■ **Task**
Identify the lines that include the word "今阿尔泰山", then copy all of them.

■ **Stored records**

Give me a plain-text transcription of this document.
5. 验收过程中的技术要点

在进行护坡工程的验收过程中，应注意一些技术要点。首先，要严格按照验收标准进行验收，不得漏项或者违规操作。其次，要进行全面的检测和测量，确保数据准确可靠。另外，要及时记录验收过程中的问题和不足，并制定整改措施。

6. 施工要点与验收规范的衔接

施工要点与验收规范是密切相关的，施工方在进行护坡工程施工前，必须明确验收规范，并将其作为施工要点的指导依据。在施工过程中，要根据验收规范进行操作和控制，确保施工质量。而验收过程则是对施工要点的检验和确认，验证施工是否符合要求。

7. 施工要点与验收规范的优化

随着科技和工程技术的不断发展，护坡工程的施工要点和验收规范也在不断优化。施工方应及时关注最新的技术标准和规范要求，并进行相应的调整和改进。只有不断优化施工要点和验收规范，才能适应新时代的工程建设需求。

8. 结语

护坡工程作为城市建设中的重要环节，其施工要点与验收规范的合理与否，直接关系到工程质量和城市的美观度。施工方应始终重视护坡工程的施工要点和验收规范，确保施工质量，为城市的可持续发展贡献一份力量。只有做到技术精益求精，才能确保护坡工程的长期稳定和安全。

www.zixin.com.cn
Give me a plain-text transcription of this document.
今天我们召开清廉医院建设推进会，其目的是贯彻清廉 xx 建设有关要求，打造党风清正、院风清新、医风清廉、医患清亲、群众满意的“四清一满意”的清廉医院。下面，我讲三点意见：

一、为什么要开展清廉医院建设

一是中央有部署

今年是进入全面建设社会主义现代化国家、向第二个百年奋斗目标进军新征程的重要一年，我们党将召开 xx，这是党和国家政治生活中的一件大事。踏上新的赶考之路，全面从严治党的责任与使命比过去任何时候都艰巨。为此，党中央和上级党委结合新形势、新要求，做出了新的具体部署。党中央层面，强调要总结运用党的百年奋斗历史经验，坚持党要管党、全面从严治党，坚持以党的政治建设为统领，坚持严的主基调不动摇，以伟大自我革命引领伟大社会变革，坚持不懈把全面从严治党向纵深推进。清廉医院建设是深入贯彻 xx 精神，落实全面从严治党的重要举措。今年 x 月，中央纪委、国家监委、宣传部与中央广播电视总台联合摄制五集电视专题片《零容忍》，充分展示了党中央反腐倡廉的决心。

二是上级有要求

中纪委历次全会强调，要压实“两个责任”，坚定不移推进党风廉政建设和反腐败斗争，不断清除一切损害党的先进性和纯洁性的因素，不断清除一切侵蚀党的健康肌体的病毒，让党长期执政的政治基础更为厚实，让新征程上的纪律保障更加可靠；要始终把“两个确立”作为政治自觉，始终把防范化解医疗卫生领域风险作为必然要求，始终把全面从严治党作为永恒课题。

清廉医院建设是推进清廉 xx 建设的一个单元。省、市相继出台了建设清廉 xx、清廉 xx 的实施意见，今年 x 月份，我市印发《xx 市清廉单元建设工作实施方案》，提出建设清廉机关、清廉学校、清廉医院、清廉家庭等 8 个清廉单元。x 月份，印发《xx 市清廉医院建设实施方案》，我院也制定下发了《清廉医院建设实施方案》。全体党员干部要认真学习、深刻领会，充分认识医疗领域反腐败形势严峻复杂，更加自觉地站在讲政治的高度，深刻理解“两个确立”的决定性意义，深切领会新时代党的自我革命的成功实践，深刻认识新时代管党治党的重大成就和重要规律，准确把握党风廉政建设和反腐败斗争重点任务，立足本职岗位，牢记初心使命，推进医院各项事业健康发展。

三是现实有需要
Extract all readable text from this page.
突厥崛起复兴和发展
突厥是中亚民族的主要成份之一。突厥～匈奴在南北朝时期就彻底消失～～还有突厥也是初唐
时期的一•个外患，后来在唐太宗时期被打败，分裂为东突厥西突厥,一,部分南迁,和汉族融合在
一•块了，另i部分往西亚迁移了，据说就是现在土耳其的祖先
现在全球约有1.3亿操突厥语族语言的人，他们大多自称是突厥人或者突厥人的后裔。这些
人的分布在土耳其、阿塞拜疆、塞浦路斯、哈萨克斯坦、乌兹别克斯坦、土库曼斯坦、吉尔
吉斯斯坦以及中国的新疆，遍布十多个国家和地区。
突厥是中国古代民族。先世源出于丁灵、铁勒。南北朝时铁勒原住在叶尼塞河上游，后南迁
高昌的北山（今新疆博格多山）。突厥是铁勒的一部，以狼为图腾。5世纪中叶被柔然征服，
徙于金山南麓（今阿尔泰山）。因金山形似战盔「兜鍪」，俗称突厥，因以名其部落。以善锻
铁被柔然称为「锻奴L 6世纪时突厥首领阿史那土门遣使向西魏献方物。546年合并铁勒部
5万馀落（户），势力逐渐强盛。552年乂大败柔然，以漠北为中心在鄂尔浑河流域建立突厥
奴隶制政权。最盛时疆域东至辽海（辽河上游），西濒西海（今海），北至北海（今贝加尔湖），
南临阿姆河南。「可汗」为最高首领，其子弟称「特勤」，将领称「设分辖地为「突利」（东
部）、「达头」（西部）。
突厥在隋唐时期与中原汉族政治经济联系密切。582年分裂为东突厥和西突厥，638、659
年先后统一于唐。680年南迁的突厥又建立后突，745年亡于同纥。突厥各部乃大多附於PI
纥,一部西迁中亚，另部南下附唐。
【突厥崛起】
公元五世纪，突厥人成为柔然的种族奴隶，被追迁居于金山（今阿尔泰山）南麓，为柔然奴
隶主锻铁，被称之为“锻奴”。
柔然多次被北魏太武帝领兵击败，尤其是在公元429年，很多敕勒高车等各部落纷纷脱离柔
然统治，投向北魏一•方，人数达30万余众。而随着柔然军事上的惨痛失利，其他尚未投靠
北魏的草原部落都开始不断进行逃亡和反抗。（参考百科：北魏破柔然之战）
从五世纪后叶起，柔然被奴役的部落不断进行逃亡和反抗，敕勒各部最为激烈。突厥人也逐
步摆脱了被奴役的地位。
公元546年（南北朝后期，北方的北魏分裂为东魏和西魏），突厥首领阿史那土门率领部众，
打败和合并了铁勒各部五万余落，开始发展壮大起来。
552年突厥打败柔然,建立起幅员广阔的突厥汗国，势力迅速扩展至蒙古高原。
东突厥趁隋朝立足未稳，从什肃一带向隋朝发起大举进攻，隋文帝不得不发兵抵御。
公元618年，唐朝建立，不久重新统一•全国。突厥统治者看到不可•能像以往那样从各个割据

■ **Full output**
徙于金山南麓（今阿尔泰山）。因金山形似战盔「兜鍪」，俗称突厥，因以名其部落。以善锻
公元五世纪，突厥人成为柔然的种族奴隶，被追迁居于金山（今阿尔泰山）南麓，为柔然奴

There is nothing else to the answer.